TASK DESCRIPTION:
Retype the text on hurricanes, cyclones, and typhoons word for word, from its title to its last line.

DOCUMENT:
Hurricane Vs Cyclone Vs Typhoon

What is the difference between a hurricane, a cyclone, and a typhoon?

The only difference between a hurricane, a cyclone, and a typhoon is the location where the storm occurs.
The hurricanes, cyclones, and typhoons are all the same weather phenomenon. Scientists just call these storms different things depending on where they occur.

In the Atlantic and northern Pacific, the storms are called "hurricanes," after the Caribbean god of evil, named Hurrican.

In the northwestern Pacific, the same powerful storms are called "typhoons."

In the southeastern Indian Ocean and southwestern Pacific, they are called "severe tropical cyclones."

In the northern Indian Ocean, they’re called "severe cyclonic storms."

In the southwestern Indian Ocean, they’re just "tropical cyclones."

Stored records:
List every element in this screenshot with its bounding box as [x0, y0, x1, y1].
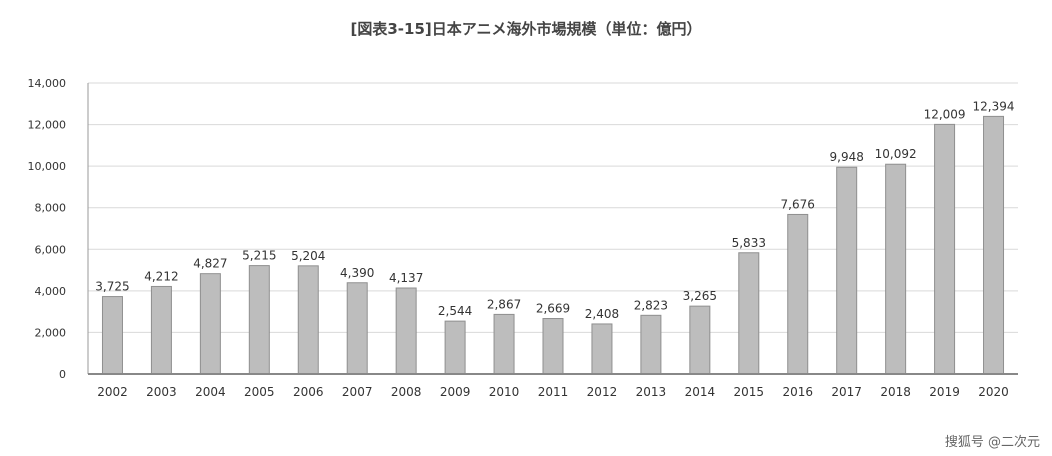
- data-label-2020: 12,394: [973, 99, 1015, 113]
- bar-2005: [248, 265, 270, 375]
- bar-2017: [836, 166, 858, 375]
- x-axis: 2002 2003 2004 2005 2006 2007 2008 2009 2010 2011…: [88, 373, 1018, 399]
- y-tick-label: 4,000: [35, 285, 67, 298]
- x-tick-label-2011: 2011: [538, 385, 569, 399]
- data-label-2010: 2,867: [487, 297, 521, 311]
- bar-2011: [542, 318, 564, 375]
- watermark: 搜狐号 @二次元: [945, 434, 1040, 450]
- x-tick-label-2009: 2009: [440, 385, 471, 399]
- x-tick-label-2002: 2002: [97, 385, 128, 399]
- data-label-2018: 10,092: [875, 147, 917, 161]
- data-label-2006: 5,204: [291, 249, 325, 263]
- y-tick-label: 8,000: [35, 202, 67, 215]
- x-tick-label-2020: 2020: [978, 385, 1009, 399]
- x-tick-label-2014: 2014: [685, 385, 716, 399]
- bar-2013: [640, 314, 662, 375]
- bar-2020: [983, 115, 1005, 375]
- data-label-2019: 12,009: [924, 107, 966, 121]
- bar-2014: [689, 305, 711, 375]
- data-label-2003: 4,212: [144, 269, 178, 283]
- y-tick-label: 10,000: [28, 160, 67, 173]
- data-label-2009: 2,544: [438, 304, 472, 318]
- data-label-2002: 3,725: [95, 280, 129, 294]
- x-tick-label-2008: 2008: [391, 385, 422, 399]
- x-tick-label-2018: 2018: [880, 385, 911, 399]
- x-tick-label-2013: 2013: [636, 385, 667, 399]
- x-tick-label-2012: 2012: [587, 385, 618, 399]
- bar-2018: [885, 163, 907, 375]
- bar-2010: [493, 313, 515, 375]
- data-label-2015: 5,833: [732, 236, 766, 250]
- y-tick-label: 6,000: [35, 243, 67, 256]
- y-tick-label: 2,000: [35, 326, 67, 339]
- bar-2019: [934, 123, 956, 375]
- chart-title: [図表3-15]日本アニメ海外市場規模（単位：億円）: [351, 20, 702, 38]
- x-tick-label-2016: 2016: [782, 385, 813, 399]
- y-axis: 0 2,000 4,000 6,000 8,000 10,000 12,000 14,000: [28, 77, 89, 381]
- data-label-2014: 3,265: [683, 289, 717, 303]
- bar-2016: [787, 213, 809, 375]
- bar-2009: [444, 320, 466, 375]
- bar-2003: [150, 285, 172, 375]
- x-tick-label-2003: 2003: [146, 385, 177, 399]
- bar-2002: [101, 296, 123, 375]
- bars: 3,725 4,212 4,827 5,215 5,204 4,390 4,137 2,544…: [95, 99, 1015, 375]
- y-tick-label: 14,000: [28, 77, 67, 90]
- bar-2004: [199, 273, 221, 375]
- data-label-2016: 7,676: [781, 197, 815, 211]
- y-tick-label: 12,000: [28, 119, 67, 132]
- data-label-2007: 4,390: [340, 266, 374, 280]
- x-tick-label-2015: 2015: [734, 385, 765, 399]
- y-tick-label: 0: [59, 368, 66, 381]
- bar-2006: [297, 265, 319, 375]
- x-tick-label-2017: 2017: [831, 385, 862, 399]
- x-tick-label-2019: 2019: [929, 385, 960, 399]
- gridlines: [88, 82, 1018, 333]
- data-label-2011: 2,669: [536, 302, 570, 316]
- x-tick-label-2007: 2007: [342, 385, 373, 399]
- x-tick-label-2006: 2006: [293, 385, 324, 399]
- data-label-2008: 4,137: [389, 271, 423, 285]
- x-tick-label-2004: 2004: [195, 385, 226, 399]
- bar-2015: [738, 252, 760, 375]
- x-tick-label-2010: 2010: [489, 385, 520, 399]
- data-label-2013: 2,823: [634, 298, 668, 312]
- bar-2008: [395, 287, 417, 375]
- bar-2007: [346, 282, 368, 375]
- data-label-2012: 2,408: [585, 307, 619, 321]
- data-label-2005: 5,215: [242, 249, 276, 263]
- data-label-2017: 9,948: [830, 150, 864, 164]
- x-tick-label-2005: 2005: [244, 385, 275, 399]
- data-label-2004: 4,827: [193, 257, 227, 271]
- bar-2012: [591, 323, 613, 375]
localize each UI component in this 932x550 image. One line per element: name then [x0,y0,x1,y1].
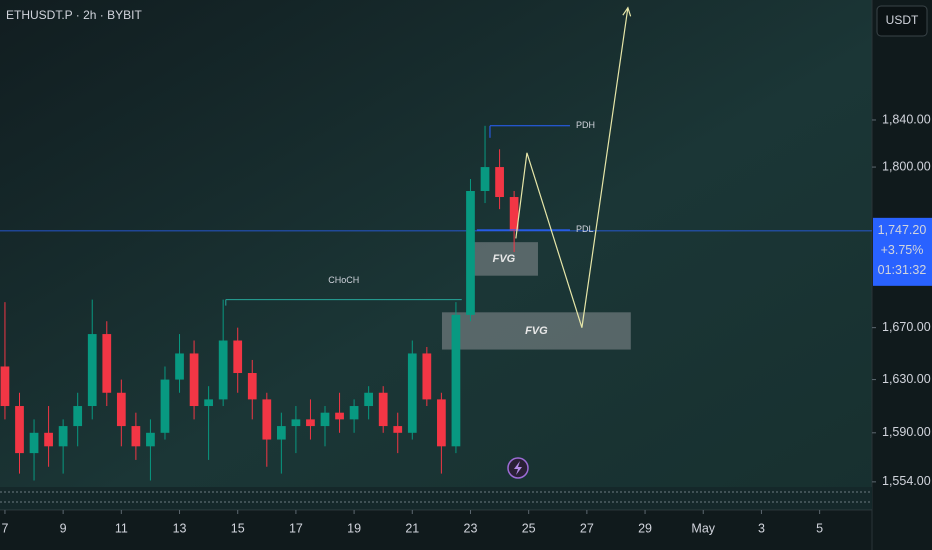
currency-box[interactable] [876,5,928,37]
candle-body [320,412,330,427]
y-tick-label: 1,800.00 [882,159,931,173]
candle-body [146,432,155,447]
candle-body [422,353,432,400]
candle-body [291,419,301,427]
candle-body [364,392,374,407]
candle-body [247,373,257,400]
x-tick-label: 29 [638,521,652,535]
pdh-label: PDH [576,120,595,130]
x-tick-label: 7 [1,521,8,535]
candle-body [276,426,286,440]
candle-body [335,412,344,420]
pdl-label: PDL [576,224,594,234]
candle-body [393,426,403,433]
candle-body [349,406,359,420]
candle-body [306,419,315,427]
candle-body [73,406,83,427]
x-tick-label: 3 [758,521,765,535]
candle-body [437,399,446,447]
candle-body [466,190,475,315]
x-tick-label: 5 [816,521,823,535]
projection-path [515,7,629,328]
candle-body [58,426,68,447]
candle-body [87,334,97,407]
time-axis-background [0,510,872,550]
x-tick-label: 13 [173,521,187,535]
candle-body [0,366,10,407]
candle-body [15,406,24,454]
candle-body [175,353,184,380]
fvg-box [469,242,538,276]
alert-icon [507,457,529,479]
change-label: +3.75% [881,243,924,257]
price-label-box [873,217,932,286]
candle-body [189,353,199,407]
candle-body [44,432,53,447]
x-tick-label: 27 [580,521,594,535]
plot-background [0,0,872,510]
chart-title: ETHUSDT.P · 2h · BYBIT [6,8,142,22]
x-tick-label: 17 [289,521,303,535]
currency: USDT [886,13,919,27]
candle-body [509,197,519,231]
candle-body [495,167,504,198]
candle-body [204,399,213,407]
y-tick-label: 1,554.00 [882,474,931,488]
x-tick-label: 11 [115,521,128,535]
x-tick-label: 23 [464,521,478,535]
candle-body [102,334,112,393]
fvg-box [441,312,631,350]
candle-body [131,426,141,447]
candle-body [116,392,126,427]
countdown-label: 01:31:32 [878,263,927,277]
candle-body [233,340,243,374]
candle-body [262,399,272,440]
projection-arrowhead [622,6,632,17]
candle-body [160,379,170,433]
indicator-pane [0,487,872,509]
candle-body [218,340,228,400]
choch-label: CHoCH [328,275,359,285]
fvg-label: FVG [493,253,516,265]
x-tick-label: 21 [405,521,419,535]
plot: FVG FVG PDH PDL CHoCH [0,6,872,481]
x-tick-label: May [691,521,715,535]
last-price-label: 1,747.20 [878,223,927,237]
x-tick-label: 15 [231,521,245,535]
candle-body [378,392,388,427]
fvg-label: FVG [525,325,548,337]
x-tick-label: 9 [60,521,67,535]
y-tick-label: 1,840.00 [882,112,931,126]
y-tick-label: 1,670.00 [882,320,931,334]
y-tick-label: 1,590.00 [882,425,931,439]
x-tick-label: 19 [347,521,361,535]
candle-body [407,353,417,433]
x-tick-label: 25 [522,521,536,535]
y-tick-label: 1,630.00 [882,372,931,386]
candle-body [29,432,39,454]
candle-body [480,167,490,191]
candle-body [451,314,461,447]
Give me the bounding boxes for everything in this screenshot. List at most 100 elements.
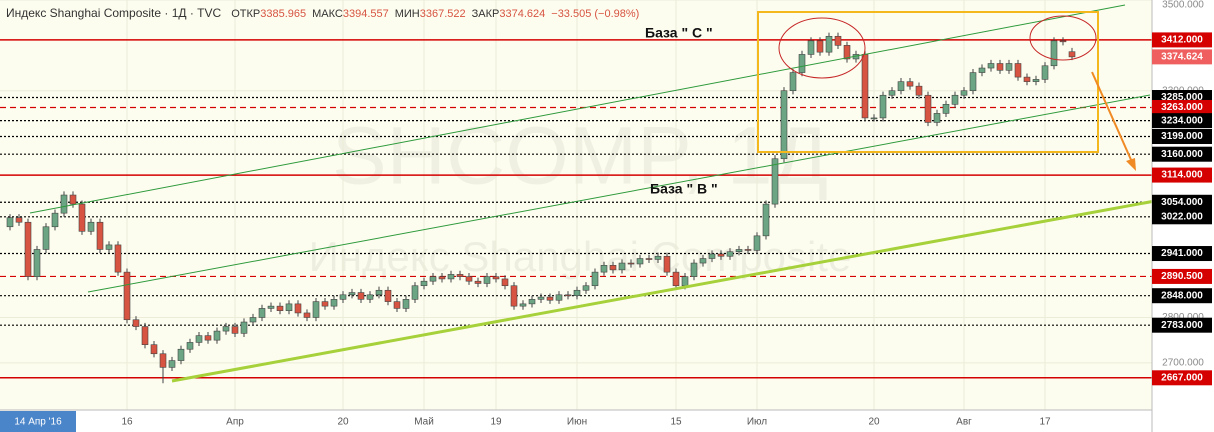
candle-body	[1059, 40, 1067, 43]
highlight-ellipse	[778, 17, 866, 79]
candle-body	[528, 299, 536, 305]
candle-body	[906, 81, 914, 87]
level-label-box	[1152, 99, 1212, 115]
candle-body	[663, 255, 671, 273]
crosshair-label: 14 Апр '16	[14, 417, 62, 428]
level-label: 3412.000	[1161, 35, 1203, 46]
candle-body	[276, 305, 284, 311]
crosshair-box	[0, 411, 76, 432]
level-label: 3374.624	[1161, 52, 1203, 63]
candle-body	[573, 289, 581, 297]
candle-body	[546, 296, 554, 301]
channel-upper	[29, 4, 1126, 214]
candle-body	[951, 94, 959, 105]
candle-body	[312, 301, 320, 318]
candle-body	[1068, 51, 1076, 58]
candle-body	[798, 54, 806, 73]
candle-body	[213, 330, 221, 341]
candle-body	[447, 274, 455, 280]
candle-body	[249, 317, 257, 323]
level-label-box	[1152, 49, 1212, 65]
x-tick-label: Май	[414, 417, 434, 428]
candle-body	[429, 276, 437, 282]
candle-body	[168, 360, 176, 368]
candle-body	[501, 278, 509, 287]
candle-body	[258, 308, 266, 318]
candle-body	[411, 285, 419, 300]
highlight-ellipse	[1029, 15, 1097, 61]
candle-body	[699, 258, 707, 264]
candle-body	[996, 63, 1004, 71]
ohlc-label: МИН	[395, 8, 420, 20]
level-label-box	[1152, 317, 1212, 333]
candle-body	[69, 194, 77, 205]
level-label-box	[1152, 209, 1212, 225]
candle-body	[267, 305, 275, 309]
candle-body	[753, 235, 761, 251]
candle-body	[744, 249, 752, 251]
candle-body	[1041, 65, 1049, 80]
candle-body	[708, 253, 716, 259]
candle-body	[942, 104, 950, 114]
ohlc-value: 3394.557	[343, 8, 389, 20]
candle-body	[519, 303, 527, 307]
background-layer: SHCOMP, 1Д Индекс Shanghai Composite	[0, 0, 1152, 410]
level-label: 3199.000	[1161, 131, 1203, 142]
ohlc-value: 3367.522	[420, 8, 466, 20]
level-label: 2890.500	[1161, 271, 1203, 282]
ohlc-label: ОТКР	[231, 8, 260, 20]
x-tick-label: Апр	[226, 417, 244, 428]
level-label-box	[1152, 246, 1212, 262]
candle-body	[222, 326, 230, 332]
drawings-layer: База " С " База " В "	[29, 4, 1156, 383]
candle-body	[1023, 76, 1031, 82]
levels-layer	[0, 39, 1152, 379]
level-label-box	[1152, 268, 1212, 284]
candle-body	[42, 226, 50, 250]
level-label: 2941.000	[1161, 248, 1203, 259]
annotation: База " В "	[650, 181, 718, 197]
ohlc-label: ЗАКР	[472, 8, 500, 20]
candle-body	[879, 94, 887, 119]
arrow-head	[1126, 158, 1136, 171]
candle-body	[492, 276, 500, 280]
candle-body	[582, 285, 590, 291]
level-label-box	[1152, 288, 1212, 304]
level-label-box	[1152, 129, 1212, 145]
candle-body	[321, 301, 329, 307]
x-tick-label: Авг	[956, 417, 972, 428]
candle-body	[510, 285, 518, 307]
candle-body	[132, 319, 140, 327]
candle-body	[96, 221, 104, 250]
candle-body	[195, 335, 203, 343]
level-label: 3234.000	[1161, 115, 1203, 126]
candle-body	[420, 280, 428, 287]
candle-body	[60, 194, 68, 214]
level-label-box	[1152, 32, 1212, 48]
candle-body	[474, 280, 482, 284]
candle-body	[204, 335, 212, 341]
candle-body	[609, 265, 617, 271]
candle-body	[825, 35, 833, 53]
candle-body	[339, 294, 347, 300]
ohlc-value: 3374.624	[499, 8, 545, 20]
candle-body	[456, 274, 464, 277]
candle-body	[897, 81, 905, 92]
candle-body	[483, 276, 491, 284]
candle-body	[150, 344, 158, 355]
watermark-subtitle: Индекс Shanghai Composite	[309, 233, 852, 280]
candle-body	[537, 296, 545, 300]
level-label: 2783.000	[1161, 320, 1203, 331]
level-label-box	[1152, 113, 1212, 129]
candle-body	[231, 326, 239, 334]
candle-body	[987, 63, 995, 69]
candle-body	[591, 271, 599, 287]
candle-body	[618, 262, 626, 271]
candle-body	[1014, 63, 1022, 78]
candle-body	[303, 312, 311, 318]
candle-body	[780, 90, 788, 160]
plot-background	[0, 0, 1152, 410]
candle-body	[861, 54, 869, 119]
y-tick-label: 2800.000	[1162, 312, 1204, 323]
candle-body	[600, 265, 608, 273]
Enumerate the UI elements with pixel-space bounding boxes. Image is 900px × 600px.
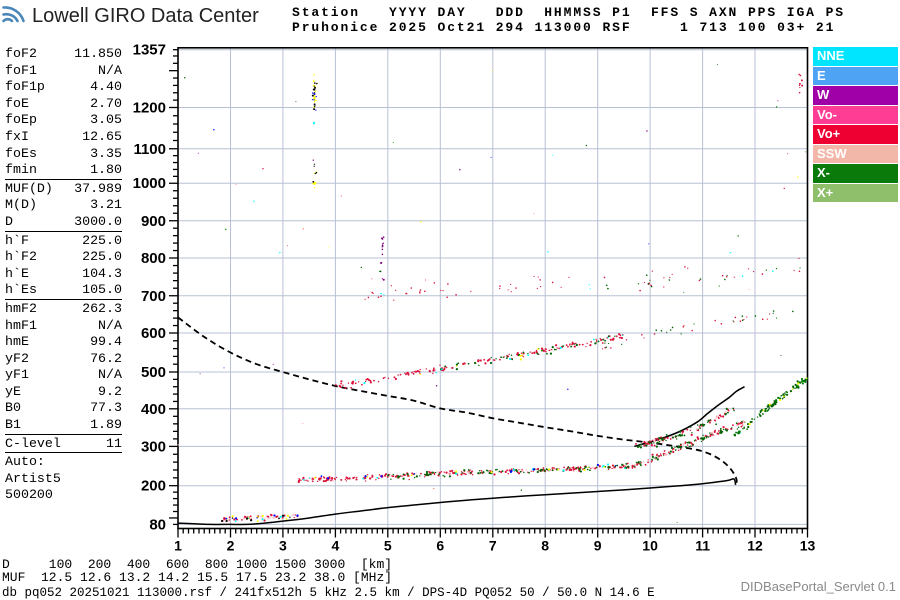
- svg-text:1200: 1200: [133, 100, 166, 117]
- svg-text:80: 80: [149, 516, 166, 533]
- svg-text:300: 300: [141, 438, 166, 455]
- svg-text:5: 5: [384, 538, 392, 554]
- svg-text:900: 900: [141, 213, 166, 230]
- svg-text:1100: 1100: [133, 141, 166, 158]
- svg-text:4: 4: [332, 538, 340, 554]
- svg-text:11: 11: [695, 538, 710, 554]
- svg-text:500: 500: [141, 364, 166, 381]
- svg-text:2: 2: [227, 538, 235, 554]
- svg-text:600: 600: [141, 325, 166, 342]
- svg-text:200: 200: [141, 478, 166, 495]
- svg-text:10: 10: [642, 538, 658, 554]
- svg-text:12: 12: [747, 538, 763, 554]
- svg-text:9: 9: [594, 538, 602, 554]
- svg-text:1000: 1000: [133, 175, 166, 192]
- svg-text:400: 400: [141, 401, 166, 418]
- svg-text:1: 1: [174, 538, 182, 554]
- svg-text:6: 6: [436, 538, 444, 554]
- svg-text:8: 8: [541, 538, 549, 554]
- svg-text:3: 3: [279, 538, 287, 554]
- svg-text:1357: 1357: [133, 42, 166, 59]
- svg-text:13: 13: [800, 538, 816, 554]
- svg-text:800: 800: [141, 250, 166, 267]
- svg-text:7: 7: [489, 538, 497, 554]
- svg-text:700: 700: [141, 288, 166, 305]
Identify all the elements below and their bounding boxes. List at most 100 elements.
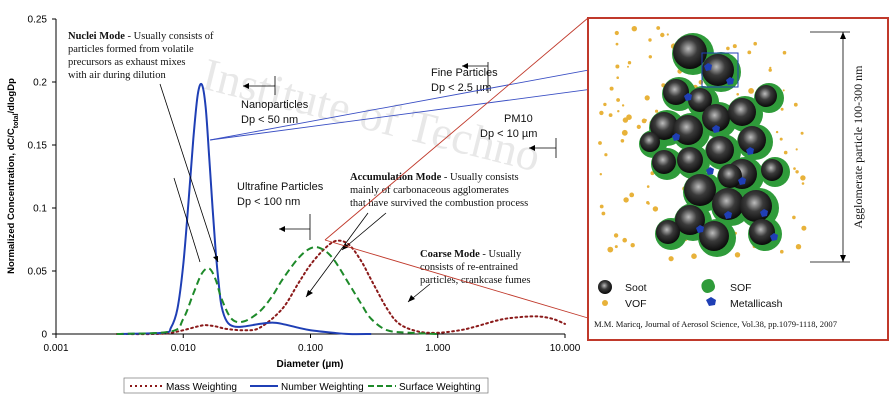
vof-dot (795, 148, 798, 151)
vof-dot (601, 211, 606, 216)
nanoparticles-arrowhead (243, 83, 249, 89)
vof-dot (734, 252, 741, 258)
vof-dot (644, 119, 647, 122)
vof-dot (732, 44, 737, 49)
soot-particle (718, 164, 742, 188)
pm10-label: PM10 (504, 113, 533, 125)
vof-dot (648, 38, 652, 42)
vof-dot (792, 215, 796, 220)
inset-legend-soot: Soot (625, 282, 647, 294)
vof-dot (599, 204, 604, 209)
legend-mass-label: Mass Weighting (166, 382, 237, 393)
metallic-ash-fragment (770, 233, 778, 241)
coarse-pointer-head (408, 295, 415, 302)
vof-dot (748, 88, 754, 94)
vof-dot (613, 233, 619, 238)
y-axis-label-sub: total (13, 113, 20, 128)
soot-particle (728, 98, 756, 126)
nuclei-mode-title: Nuclei Mode (68, 31, 125, 42)
vof-dot (666, 33, 669, 36)
soot-particle (663, 79, 689, 105)
vof-dot (629, 192, 635, 198)
y-tick-label: 0.1 (33, 204, 47, 215)
y-tick-label: 0.05 (28, 267, 48, 278)
vof-dot (615, 42, 619, 46)
soot-particle (755, 85, 777, 107)
vof-dot (636, 124, 641, 129)
vof-dot (782, 89, 785, 92)
ultrafine-label: Ultrafine Particles (237, 181, 324, 193)
soot-particle (673, 115, 703, 145)
soot-particle (699, 221, 729, 251)
pm10-dp: Dp < 10 µm (480, 128, 537, 140)
metallic-ash-fragment (726, 77, 734, 85)
nuclei-mode-line2: particles formed from volatile (68, 44, 194, 55)
accumulation-line2: mainly of carbonaceous agglomerates (350, 185, 509, 196)
fine-particles-dp: Dp < 2.5 µm (431, 82, 491, 94)
coarse-line1: Coarse Mode - Usually (420, 249, 522, 260)
accumulation-line1: Accumulation Mode - Usually consists (350, 172, 519, 183)
vof-dot (795, 244, 802, 250)
vof-dot (614, 245, 618, 249)
vof-dot (782, 50, 787, 55)
nuclei-pointer-2 (173, 177, 201, 263)
vof-dot (655, 109, 659, 113)
vof-dot (604, 153, 608, 157)
vof-dot (631, 26, 637, 32)
accumulation-pointer-2 (305, 212, 369, 298)
vof-dot (660, 32, 665, 38)
vof-dot (795, 170, 799, 174)
nanoparticles-label: Nanoparticles (241, 99, 309, 111)
accumulation-rest: - Usually consists (441, 172, 518, 183)
vof-dot (668, 256, 674, 262)
x-tick-label: 1.000 (425, 343, 450, 354)
soot-particle (677, 147, 703, 173)
series-line-surface-weighting (116, 246, 438, 335)
series-line-number-weighting (116, 82, 372, 336)
vof-dot (646, 201, 650, 205)
legend-box (123, 377, 489, 394)
x-axis-label: Diameter (µm) (277, 359, 344, 370)
x-tick-label: 10.000 (550, 343, 581, 354)
series-line-mass-weighting (115, 239, 566, 336)
metallic-ash-fragment (738, 177, 746, 185)
metallic-ash-fragment (684, 93, 692, 101)
soot-particle (652, 150, 676, 174)
coarse-line3: particles, crankcase fumes (420, 275, 531, 286)
coarse-rest: - Usually (480, 249, 522, 260)
inset-connector-3 (324, 17, 589, 241)
zoom-box (701, 52, 739, 88)
vof-dot (783, 150, 788, 155)
vof-dot (599, 173, 602, 176)
nuclei-pointer-1 (159, 83, 219, 263)
nuclei-mode-line3: precursors as exhaust mixes (68, 57, 186, 68)
soot-particle (706, 136, 734, 164)
y-tick-label: 0.2 (33, 78, 47, 89)
pm10-arrowhead (529, 145, 535, 151)
nanoparticles-dp: Dp < 50 nm (241, 114, 298, 126)
inset-legend-sof: SOF (730, 282, 752, 294)
legend-number-label: Number Weighting (281, 382, 364, 393)
metallic-ash-fragment (760, 209, 768, 217)
vof-dot (609, 86, 614, 91)
series-layer (115, 82, 566, 336)
vof-dot (800, 175, 806, 181)
vof-dot (614, 30, 619, 36)
vof-dot (648, 55, 652, 59)
vof-dot (622, 237, 627, 243)
vof-dot (698, 80, 704, 85)
coarse-title: Coarse Mode (420, 249, 480, 260)
inset-legend: Soot SOF VOF Metallicash (598, 279, 783, 310)
vof-dot (599, 110, 604, 116)
metallic-ash-fragment (706, 167, 714, 175)
vof-dot (621, 129, 628, 136)
vof-dot (615, 64, 620, 69)
vof-dot (801, 225, 807, 231)
soot-particle (761, 159, 783, 181)
inset-legend-metallic-ash: Metallicash (730, 298, 783, 310)
vof-dot (780, 249, 784, 254)
vof-dot (620, 139, 625, 143)
metallic-ash-fragment (704, 63, 712, 71)
metallic-ash-fragment (672, 133, 680, 141)
vof-dot (603, 102, 607, 107)
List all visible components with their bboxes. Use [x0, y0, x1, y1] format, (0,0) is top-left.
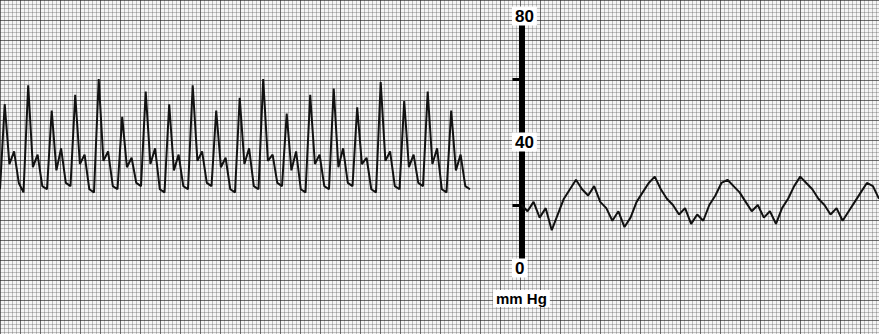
svg-text:0: 0 — [515, 259, 524, 278]
svg-text:40: 40 — [515, 133, 534, 152]
svg-text:80: 80 — [515, 7, 534, 26]
svg-text:mm Hg: mm Hg — [496, 290, 547, 307]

EXERCISE RESULT:
Hurricane Vs Cyclone Vs Typhoon

What is the difference between a hurricane, a cyclone, and a typhoon?

The only difference between a hurricane, a cyclone, and a typhoon is the location where the storm occurs.
The hurricanes, cyclones, and typhoons are all the same weather phenomenon. Scientists just call these storms different things depending on where they occur.

In the Atlantic and northern Pacific, the storms are called "hurricanes," after the Caribbean god of evil, named Hurrican.

In the northwestern Pacific, the same powerful storms are called "typhoons."

In the southeastern Indian Ocean and southwestern Pacific, they are called "severe tropical cyclones."

In the northern Indian Ocean, they’re called "severe cyclonic storms."

In the southwestern Indian Ocean, they’re just "tropical cyclones."